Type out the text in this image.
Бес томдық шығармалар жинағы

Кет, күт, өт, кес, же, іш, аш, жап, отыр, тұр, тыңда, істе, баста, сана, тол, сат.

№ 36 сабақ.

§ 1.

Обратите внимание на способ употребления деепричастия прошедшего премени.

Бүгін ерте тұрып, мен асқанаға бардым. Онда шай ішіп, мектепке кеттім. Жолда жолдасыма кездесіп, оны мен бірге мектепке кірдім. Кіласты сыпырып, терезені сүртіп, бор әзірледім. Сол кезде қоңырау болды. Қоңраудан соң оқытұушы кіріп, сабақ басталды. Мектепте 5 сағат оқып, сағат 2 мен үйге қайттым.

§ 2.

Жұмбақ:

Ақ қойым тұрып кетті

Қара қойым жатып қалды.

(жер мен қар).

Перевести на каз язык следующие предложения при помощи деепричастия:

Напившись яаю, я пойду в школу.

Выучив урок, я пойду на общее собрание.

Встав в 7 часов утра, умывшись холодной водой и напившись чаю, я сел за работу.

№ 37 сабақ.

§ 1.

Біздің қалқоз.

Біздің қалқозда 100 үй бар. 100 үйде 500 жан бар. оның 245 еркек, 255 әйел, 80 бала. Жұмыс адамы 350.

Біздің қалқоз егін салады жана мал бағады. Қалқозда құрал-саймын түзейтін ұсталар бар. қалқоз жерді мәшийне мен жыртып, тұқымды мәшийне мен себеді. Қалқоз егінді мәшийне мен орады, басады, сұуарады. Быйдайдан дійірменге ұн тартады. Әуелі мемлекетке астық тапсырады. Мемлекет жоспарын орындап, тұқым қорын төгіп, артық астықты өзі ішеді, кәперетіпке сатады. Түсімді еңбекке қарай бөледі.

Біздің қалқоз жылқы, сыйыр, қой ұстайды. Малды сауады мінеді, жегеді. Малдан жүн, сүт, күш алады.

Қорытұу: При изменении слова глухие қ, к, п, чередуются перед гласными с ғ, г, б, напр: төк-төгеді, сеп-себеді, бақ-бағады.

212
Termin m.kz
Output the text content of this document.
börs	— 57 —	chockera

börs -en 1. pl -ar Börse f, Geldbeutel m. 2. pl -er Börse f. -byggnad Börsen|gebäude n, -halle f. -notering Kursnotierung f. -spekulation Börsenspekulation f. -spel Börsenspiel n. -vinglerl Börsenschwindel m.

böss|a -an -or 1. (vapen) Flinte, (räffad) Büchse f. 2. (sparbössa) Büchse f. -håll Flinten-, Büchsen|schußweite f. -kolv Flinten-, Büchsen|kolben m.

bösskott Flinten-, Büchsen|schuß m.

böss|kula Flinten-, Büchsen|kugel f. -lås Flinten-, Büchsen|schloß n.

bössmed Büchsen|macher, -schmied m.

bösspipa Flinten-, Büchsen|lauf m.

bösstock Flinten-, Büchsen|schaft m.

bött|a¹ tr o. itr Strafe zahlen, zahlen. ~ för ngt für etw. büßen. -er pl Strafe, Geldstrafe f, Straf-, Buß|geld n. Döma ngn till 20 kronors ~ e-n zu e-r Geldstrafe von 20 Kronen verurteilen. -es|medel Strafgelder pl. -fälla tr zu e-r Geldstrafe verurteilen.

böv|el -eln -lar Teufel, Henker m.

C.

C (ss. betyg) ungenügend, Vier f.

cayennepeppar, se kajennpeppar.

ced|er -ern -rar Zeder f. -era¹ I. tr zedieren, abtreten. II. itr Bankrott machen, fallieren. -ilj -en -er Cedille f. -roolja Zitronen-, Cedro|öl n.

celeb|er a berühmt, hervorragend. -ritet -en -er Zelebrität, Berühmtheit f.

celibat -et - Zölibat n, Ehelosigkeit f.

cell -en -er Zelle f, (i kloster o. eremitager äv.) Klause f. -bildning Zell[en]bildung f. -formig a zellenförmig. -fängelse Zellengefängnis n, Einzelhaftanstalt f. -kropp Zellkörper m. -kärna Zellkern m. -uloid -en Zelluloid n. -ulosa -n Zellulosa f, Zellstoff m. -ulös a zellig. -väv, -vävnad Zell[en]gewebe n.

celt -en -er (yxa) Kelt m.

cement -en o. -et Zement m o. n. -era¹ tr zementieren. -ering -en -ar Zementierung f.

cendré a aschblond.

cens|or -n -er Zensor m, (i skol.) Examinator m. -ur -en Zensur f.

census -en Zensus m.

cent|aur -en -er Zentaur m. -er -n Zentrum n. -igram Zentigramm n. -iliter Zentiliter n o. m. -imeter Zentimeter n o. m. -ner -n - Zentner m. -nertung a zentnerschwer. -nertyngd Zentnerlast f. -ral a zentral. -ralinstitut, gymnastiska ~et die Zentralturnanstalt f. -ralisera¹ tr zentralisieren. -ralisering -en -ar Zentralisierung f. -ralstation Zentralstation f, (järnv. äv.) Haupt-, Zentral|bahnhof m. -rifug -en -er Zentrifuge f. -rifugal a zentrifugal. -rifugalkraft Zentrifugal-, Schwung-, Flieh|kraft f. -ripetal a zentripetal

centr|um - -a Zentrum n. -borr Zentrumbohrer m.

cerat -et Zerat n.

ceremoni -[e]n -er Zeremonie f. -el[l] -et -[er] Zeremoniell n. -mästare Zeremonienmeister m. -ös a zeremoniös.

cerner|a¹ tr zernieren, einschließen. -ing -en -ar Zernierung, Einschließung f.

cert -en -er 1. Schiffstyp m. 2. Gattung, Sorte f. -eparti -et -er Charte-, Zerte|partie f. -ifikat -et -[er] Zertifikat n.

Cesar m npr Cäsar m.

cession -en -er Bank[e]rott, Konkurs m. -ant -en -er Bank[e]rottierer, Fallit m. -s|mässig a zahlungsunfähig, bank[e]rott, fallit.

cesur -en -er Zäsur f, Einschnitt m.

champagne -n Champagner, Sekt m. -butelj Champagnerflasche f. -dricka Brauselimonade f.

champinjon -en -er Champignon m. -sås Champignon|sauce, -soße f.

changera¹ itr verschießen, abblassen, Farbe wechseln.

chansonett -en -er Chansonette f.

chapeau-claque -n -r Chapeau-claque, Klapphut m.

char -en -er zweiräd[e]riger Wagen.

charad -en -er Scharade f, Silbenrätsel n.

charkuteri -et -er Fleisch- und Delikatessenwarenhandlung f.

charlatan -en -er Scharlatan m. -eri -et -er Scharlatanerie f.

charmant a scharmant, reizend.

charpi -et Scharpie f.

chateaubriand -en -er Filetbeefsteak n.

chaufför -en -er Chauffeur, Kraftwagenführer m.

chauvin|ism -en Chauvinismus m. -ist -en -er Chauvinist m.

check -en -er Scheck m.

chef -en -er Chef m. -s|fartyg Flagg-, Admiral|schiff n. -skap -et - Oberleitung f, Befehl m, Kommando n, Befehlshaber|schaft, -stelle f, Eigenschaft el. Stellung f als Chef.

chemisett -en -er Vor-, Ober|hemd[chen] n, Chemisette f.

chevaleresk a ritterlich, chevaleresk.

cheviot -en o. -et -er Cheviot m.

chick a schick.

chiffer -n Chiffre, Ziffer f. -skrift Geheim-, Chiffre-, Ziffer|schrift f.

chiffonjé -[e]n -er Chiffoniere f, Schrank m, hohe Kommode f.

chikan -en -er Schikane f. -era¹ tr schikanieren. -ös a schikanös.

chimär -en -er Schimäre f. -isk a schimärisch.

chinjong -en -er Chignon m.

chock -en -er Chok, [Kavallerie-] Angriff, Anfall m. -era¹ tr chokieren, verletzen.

----

**WHAT IS ASKED**:
Your task is to return the full listing exactly as it was given.

**THE RESULT**:
Type out the text in this image.
Бес томдық шығармалар жинағы

Кет, күт, өт, кес, же, іш, аш, жап, отыр, тұр, тыңда, істе, баста, сана, тол, сат.

№ 36 сабақ.

§ 1.

Обратите внимание на способ употребления деепричастия прошедшего премени.

Бүгін ерте тұрып, мен асқанаға бардым. Онда шай ішіп, мектепке кеттім. Жолда жолдасыма кездесіп, оны мен бірге мектепке кірдім. Кіласты сыпырып, терезені сүртіп, бор әзірледім. Сол кезде қоңырау болды. Қоңраудан соң оқытұушы кіріп, сабақ басталды. Мектепте 5 сағат оқып, сағат 2 мен үйге қайттым.

§ 2.

Жұмбақ:

Ақ қойым тұрып кетті

Қара қойым жатып қалды.

(жер мен қар).

Перевести на каз язык следующие предложения при помощи деепричастия:

Напившись яаю, я пойду в школу.

Выучив урок, я пойду на общее собрание.

Встав в 7 часов утра, умывшись холодной водой и напившись чаю, я сел за работу.

№ 37 сабақ.

§ 1.

Біздің қалқоз.

Біздің қалқозда 100 үй бар. 100 үйде 500 жан бар. оның 245 еркек, 255 әйел, 80 бала. Жұмыс адамы 350.

Біздің қалқоз егін салады жана мал бағады. Қалқозда құрал-саймын түзейтін ұсталар бар. қалқоз жерді мәшийне мен жыртып, тұқымды мәшийне мен себеді. Қалқоз егінді мәшийне мен орады, басады, сұуарады. Быйдайдан дійірменге ұн тартады. Әуелі мемлекетке астық тапсырады. Мемлекет жоспарын орындап, тұқым қорын төгіп, артық астықты өзі ішеді, кәперетіпке сатады. Түсімді еңбекке қарай бөледі.

Біздің қалқоз жылқы, сыйыр, қой ұстайды. Малды сауады мінеді, жегеді. Малдан жүн, сүт, күш алады.

Қорытұу: При изменении слова глухие қ, к, п, чередуются перед гласными с ғ, г, б, напр: төк-төгеді, сеп-себеді, бақ-бағады.

212
Termin m.kz
Output the text content of this document.
börs	— 57 —	chockera

börs -en 1. pl -ar Börse f, Geldbeutel m. 2. pl -er Börse f. -byggnad Börsen|gebäude n, -halle f. -notering Kursnotierung f. -spekulation Börsenspekulation f. -spel Börsenspiel n. -vinglerl Börsenschwindel m.

böss|a -an -or 1. (vapen) Flinte, (räffad) Büchse f. 2. (sparbössa) Büchse f. -håll Flinten-, Büchsen|schußweite f. -kolv Flinten-, Büchsen|kolben m.

bösskott Flinten-, Büchsen|schuß m.

böss|kula Flinten-, Büchsen|kugel f. -lås Flinten-, Büchsen|schloß n.

bössmed Büchsen|macher, -schmied m.

bösspipa Flinten-, Büchsen|lauf m.

bösstock Flinten-, Büchsen|schaft m.

bött|a¹ tr o. itr Strafe zahlen, zahlen. ~ för ngt für etw. büßen. -er pl Strafe, Geldstrafe f, Straf-, Buß|geld n. Döma ngn till 20 kronors ~ e-n zu e-r Geldstrafe von 20 Kronen verurteilen. -es|medel Strafgelder pl. -fälla tr zu e-r Geldstrafe verurteilen.

böv|el -eln -lar Teufel, Henker m.

C.

C (ss. betyg) ungenügend, Vier f.

cayennepeppar, se kajennpeppar.

ced|er -ern -rar Zeder f. -era¹ I. tr zedieren, abtreten. II. itr Bankrott machen, fallieren. -ilj -en -er Cedille f. -roolja Zitronen-, Cedro|öl n.

celeb|er a berühmt, hervorragend. -ritet -en -er Zelebrität, Berühmtheit f.

celibat -et - Zölibat n, Ehelosigkeit f.

cell -en -er Zelle f, (i kloster o. eremitager äv.) Klause f. -bildning Zell[en]bildung f. -formig a zellenförmig. -fängelse Zellengefängnis n, Einzelhaftanstalt f. -kropp Zellkörper m. -kärna Zellkern m. -uloid -en Zelluloid n. -ulosa -n Zellulosa f, Zellstoff m. -ulös a zellig. -väv, -vävnad Zell[en]gewebe n.

celt -en -er (yxa) Kelt m.

cement -en o. -et Zement m o. n. -era¹ tr zementieren. -ering -en -ar Zementierung f.

cendré a aschblond.

cens|or -n -er Zensor m, (i skol.) Examinator m. -ur -en Zensur f.

census -en Zensus m.

cent|aur -en -er Zentaur m. -er -n Zentrum n. -igram Zentigramm n. -iliter Zentiliter n o. m. -imeter Zentimeter n o. m. -ner -n - Zentner m. -nertung a zentnerschwer. -nertyngd Zentnerlast f. -ral a zentral. -ralinstitut, gymnastiska ~et die Zentralturnanstalt f. -ralisera¹ tr zentralisieren. -ralisering -en -ar Zentralisierung f. -ralstation Zentralstation f, (järnv. äv.) Haupt-, Zentral|bahnhof m. -rifug -en -er Zentrifuge f. -rifugal a zentrifugal. -rifugalkraft Zentrifugal-, Schwung-, Flieh|kraft f. -ripetal a zentripetal

centr|um - -a Zentrum n. -borr Zentrumbohrer m.

cerat -et Zerat n.

ceremoni -[e]n -er Zeremonie f. -el[l] -et -[er] Zeremoniell n. -mästare Zeremonienmeister m. -ös a zeremoniös.

cerner|a¹ tr zernieren, einschließen. -ing -en -ar Zernierung, Einschließung f.

cert -en -er 1. Schiffstyp m. 2. Gattung, Sorte f. -eparti -et -er Charte-, Zerte|partie f. -ifikat -et -[er] Zertifikat n.

Cesar m npr Cäsar m.

cession -en -er Bank[e]rott, Konkurs m. -ant -en -er Bank[e]rottierer, Fallit m. -s|mässig a zahlungsunfähig, bank[e]rott, fallit.

cesur -en -er Zäsur f, Einschnitt m.

champagne -n Champagner, Sekt m. -butelj Champagnerflasche f. -dricka Brauselimonade f.

champinjon -en -er Champignon m. -sås Champignon|sauce, -soße f.

changera¹ itr verschießen, abblassen, Farbe wechseln.

chansonett -en -er Chansonette f.

chapeau-claque -n -r Chapeau-claque, Klapphut m.

char -en -er zweiräd[e]riger Wagen.

charad -en -er Scharade f, Silbenrätsel n.

charkuteri -et -er Fleisch- und Delikatessenwarenhandlung f.

charlatan -en -er Scharlatan m. -eri -et -er Scharlatanerie f.

charmant a scharmant, reizend.

charpi -et Scharpie f.

chateaubriand -en -er Filetbeefsteak n.

chaufför -en -er Chauffeur, Kraftwagenführer m.

chauvin|ism -en Chauvinismus m. -ist -en -er Chauvinist m.

check -en -er Scheck m.

chef -en -er Chef m. -s|fartyg Flagg-, Admiral|schiff n. -skap -et - Oberleitung f, Befehl m, Kommando n, Befehlshaber|schaft, -stelle f, Eigenschaft el. Stellung f als Chef.

chemisett -en -er Vor-, Ober|hemd[chen] n, Chemisette f.

chevaleresk a ritterlich, chevaleresk.

cheviot -en o. -et -er Cheviot m.

chick a schick.

chiffer -n Chiffre, Ziffer f. -skrift Geheim-, Chiffre-, Ziffer|schrift f.

chiffonjé -[e]n -er Chiffoniere f, Schrank m, hohe Kommode f.

chikan -en -er Schikane f. -era¹ tr schikanieren. -ös a schikanös.

chimär -en -er Schimäre f. -isk a schimärisch.

chinjong -en -er Chignon m.

chock -en -er Chok, [Kavallerie-] Angriff, Anfall m. -era¹ tr chokieren, verletzen.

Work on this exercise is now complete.